- _What is required_
Track down the lines that contain "screenshot" and copy them.

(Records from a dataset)
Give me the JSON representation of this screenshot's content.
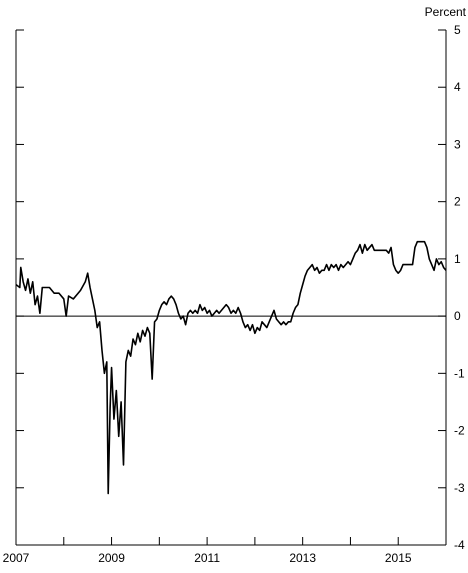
{
  "chart_data": {
    "type": "line",
    "title": "",
    "xlabel": "",
    "ylabel": "",
    "unit_label": "Percent",
    "xlim": [
      2007,
      2016
    ],
    "ylim": [
      -4,
      5
    ],
    "x_ticks": [
      2007,
      2009,
      2011,
      2013,
      2015
    ],
    "x_tick_labels": [
      "2007",
      "2009",
      "2011",
      "2013",
      "2015"
    ],
    "y_ticks": [
      5,
      4,
      3,
      2,
      1,
      0,
      -1,
      -2,
      -3,
      -4
    ],
    "y_tick_labels": [
      "5",
      "4",
      "3",
      "2",
      "1",
      "0",
      "-1",
      "-2",
      "-3",
      "-4"
    ],
    "zero_line": true,
    "grid": false,
    "y_axis_side": "right",
    "series": [
      {
        "values": [
          [
            2007.0,
            0.55
          ],
          [
            2007.08,
            0.5
          ],
          [
            2007.1,
            0.85
          ],
          [
            2007.15,
            0.6
          ],
          [
            2007.2,
            0.45
          ],
          [
            2007.25,
            0.65
          ],
          [
            2007.3,
            0.4
          ],
          [
            2007.35,
            0.6
          ],
          [
            2007.4,
            0.2
          ],
          [
            2007.45,
            0.35
          ],
          [
            2007.5,
            0.05
          ],
          [
            2007.55,
            0.5
          ],
          [
            2007.6,
            0.5
          ],
          [
            2007.7,
            0.5
          ],
          [
            2007.8,
            0.4
          ],
          [
            2007.9,
            0.4
          ],
          [
            2008.0,
            0.3
          ],
          [
            2008.05,
            0.0
          ],
          [
            2008.1,
            0.35
          ],
          [
            2008.2,
            0.3
          ],
          [
            2008.3,
            0.4
          ],
          [
            2008.35,
            0.45
          ],
          [
            2008.45,
            0.6
          ],
          [
            2008.5,
            0.75
          ],
          [
            2008.55,
            0.5
          ],
          [
            2008.6,
            0.3
          ],
          [
            2008.65,
            0.1
          ],
          [
            2008.7,
            -0.2
          ],
          [
            2008.75,
            -0.1
          ],
          [
            2008.8,
            -0.6
          ],
          [
            2008.85,
            -1.0
          ],
          [
            2008.9,
            -0.8
          ],
          [
            2008.93,
            -3.1
          ],
          [
            2008.97,
            -1.6
          ],
          [
            2009.0,
            -0.9
          ],
          [
            2009.05,
            -1.8
          ],
          [
            2009.1,
            -1.3
          ],
          [
            2009.15,
            -2.1
          ],
          [
            2009.2,
            -1.5
          ],
          [
            2009.25,
            -2.6
          ],
          [
            2009.3,
            -0.8
          ],
          [
            2009.35,
            -0.6
          ],
          [
            2009.4,
            -0.7
          ],
          [
            2009.45,
            -0.4
          ],
          [
            2009.5,
            -0.5
          ],
          [
            2009.55,
            -0.3
          ],
          [
            2009.6,
            -0.45
          ],
          [
            2009.65,
            -0.25
          ],
          [
            2009.7,
            -0.35
          ],
          [
            2009.75,
            -0.2
          ],
          [
            2009.8,
            -0.3
          ],
          [
            2009.85,
            -1.1
          ],
          [
            2009.9,
            -0.1
          ],
          [
            2009.95,
            -0.05
          ],
          [
            2010.0,
            0.1
          ],
          [
            2010.05,
            0.2
          ],
          [
            2010.1,
            0.25
          ],
          [
            2010.15,
            0.2
          ],
          [
            2010.2,
            0.3
          ],
          [
            2010.25,
            0.35
          ],
          [
            2010.3,
            0.3
          ],
          [
            2010.35,
            0.2
          ],
          [
            2010.4,
            0.05
          ],
          [
            2010.45,
            -0.05
          ],
          [
            2010.5,
            0.0
          ],
          [
            2010.55,
            -0.15
          ],
          [
            2010.6,
            0.05
          ],
          [
            2010.65,
            0.1
          ],
          [
            2010.7,
            0.05
          ],
          [
            2010.75,
            0.1
          ],
          [
            2010.8,
            0.05
          ],
          [
            2010.85,
            0.2
          ],
          [
            2010.9,
            0.1
          ],
          [
            2010.95,
            0.15
          ],
          [
            2011.0,
            0.05
          ],
          [
            2011.05,
            0.1
          ],
          [
            2011.1,
            0.0
          ],
          [
            2011.15,
            0.05
          ],
          [
            2011.2,
            0.1
          ],
          [
            2011.25,
            0.05
          ],
          [
            2011.3,
            0.1
          ],
          [
            2011.35,
            0.15
          ],
          [
            2011.4,
            0.2
          ],
          [
            2011.45,
            0.15
          ],
          [
            2011.5,
            0.05
          ],
          [
            2011.55,
            0.1
          ],
          [
            2011.6,
            0.05
          ],
          [
            2011.65,
            0.15
          ],
          [
            2011.7,
            0.05
          ],
          [
            2011.75,
            -0.1
          ],
          [
            2011.8,
            -0.2
          ],
          [
            2011.85,
            -0.15
          ],
          [
            2011.9,
            -0.25
          ],
          [
            2011.95,
            -0.15
          ],
          [
            2012.0,
            -0.3
          ],
          [
            2012.05,
            -0.2
          ],
          [
            2012.1,
            -0.25
          ],
          [
            2012.15,
            -0.1
          ],
          [
            2012.2,
            -0.15
          ],
          [
            2012.25,
            -0.2
          ],
          [
            2012.3,
            -0.1
          ],
          [
            2012.35,
            0.0
          ],
          [
            2012.4,
            0.1
          ],
          [
            2012.45,
            -0.05
          ],
          [
            2012.5,
            -0.1
          ],
          [
            2012.55,
            -0.15
          ],
          [
            2012.6,
            -0.1
          ],
          [
            2012.65,
            -0.15
          ],
          [
            2012.7,
            -0.1
          ],
          [
            2012.75,
            -0.1
          ],
          [
            2012.8,
            0.05
          ],
          [
            2012.85,
            0.15
          ],
          [
            2012.9,
            0.2
          ],
          [
            2012.95,
            0.4
          ],
          [
            2013.0,
            0.55
          ],
          [
            2013.05,
            0.7
          ],
          [
            2013.1,
            0.8
          ],
          [
            2013.15,
            0.85
          ],
          [
            2013.2,
            0.9
          ],
          [
            2013.25,
            0.8
          ],
          [
            2013.3,
            0.85
          ],
          [
            2013.35,
            0.75
          ],
          [
            2013.4,
            0.8
          ],
          [
            2013.45,
            0.8
          ],
          [
            2013.5,
            0.9
          ],
          [
            2013.55,
            0.8
          ],
          [
            2013.6,
            0.9
          ],
          [
            2013.65,
            0.85
          ],
          [
            2013.7,
            0.9
          ],
          [
            2013.75,
            0.8
          ],
          [
            2013.8,
            0.9
          ],
          [
            2013.85,
            0.85
          ],
          [
            2013.9,
            0.9
          ],
          [
            2013.95,
            0.95
          ],
          [
            2014.0,
            0.9
          ],
          [
            2014.05,
            1.0
          ],
          [
            2014.1,
            1.1
          ],
          [
            2014.15,
            1.15
          ],
          [
            2014.2,
            1.25
          ],
          [
            2014.25,
            1.1
          ],
          [
            2014.3,
            1.25
          ],
          [
            2014.35,
            1.15
          ],
          [
            2014.4,
            1.2
          ],
          [
            2014.45,
            1.25
          ],
          [
            2014.5,
            1.15
          ],
          [
            2014.55,
            1.15
          ],
          [
            2014.6,
            1.15
          ],
          [
            2014.65,
            1.15
          ],
          [
            2014.7,
            1.15
          ],
          [
            2014.75,
            1.15
          ],
          [
            2014.8,
            1.1
          ],
          [
            2014.85,
            1.2
          ],
          [
            2014.9,
            0.9
          ],
          [
            2014.95,
            0.8
          ],
          [
            2015.0,
            0.75
          ],
          [
            2015.05,
            0.8
          ],
          [
            2015.1,
            0.9
          ],
          [
            2015.15,
            0.9
          ],
          [
            2015.2,
            0.9
          ],
          [
            2015.25,
            0.9
          ],
          [
            2015.3,
            0.9
          ],
          [
            2015.35,
            1.2
          ],
          [
            2015.4,
            1.3
          ],
          [
            2015.45,
            1.3
          ],
          [
            2015.5,
            1.3
          ],
          [
            2015.55,
            1.3
          ],
          [
            2015.6,
            1.2
          ],
          [
            2015.65,
            1.0
          ],
          [
            2015.7,
            0.9
          ],
          [
            2015.75,
            0.8
          ],
          [
            2015.8,
            1.0
          ],
          [
            2015.85,
            0.9
          ],
          [
            2015.9,
            0.95
          ],
          [
            2015.95,
            0.85
          ],
          [
            2016.0,
            0.8
          ]
        ]
      }
    ]
  }
}
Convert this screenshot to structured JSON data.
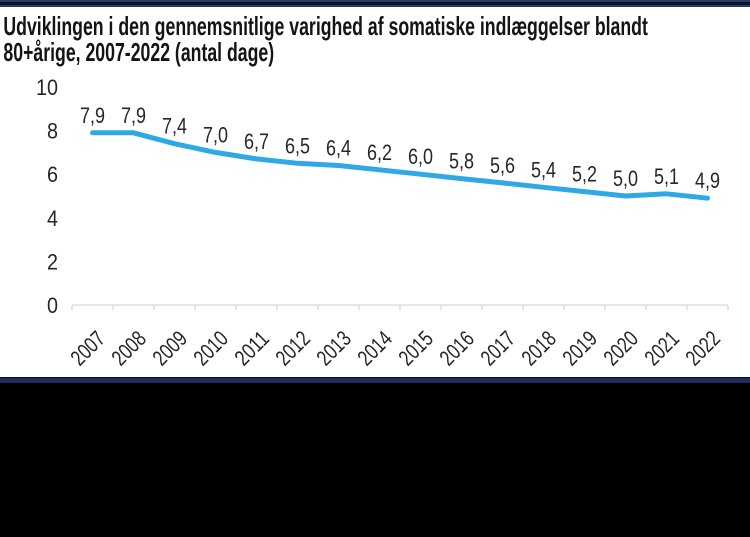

- _The result_
Give me the JSON representation of this screenshot's content.
Convert this screenshot to structured JSON data.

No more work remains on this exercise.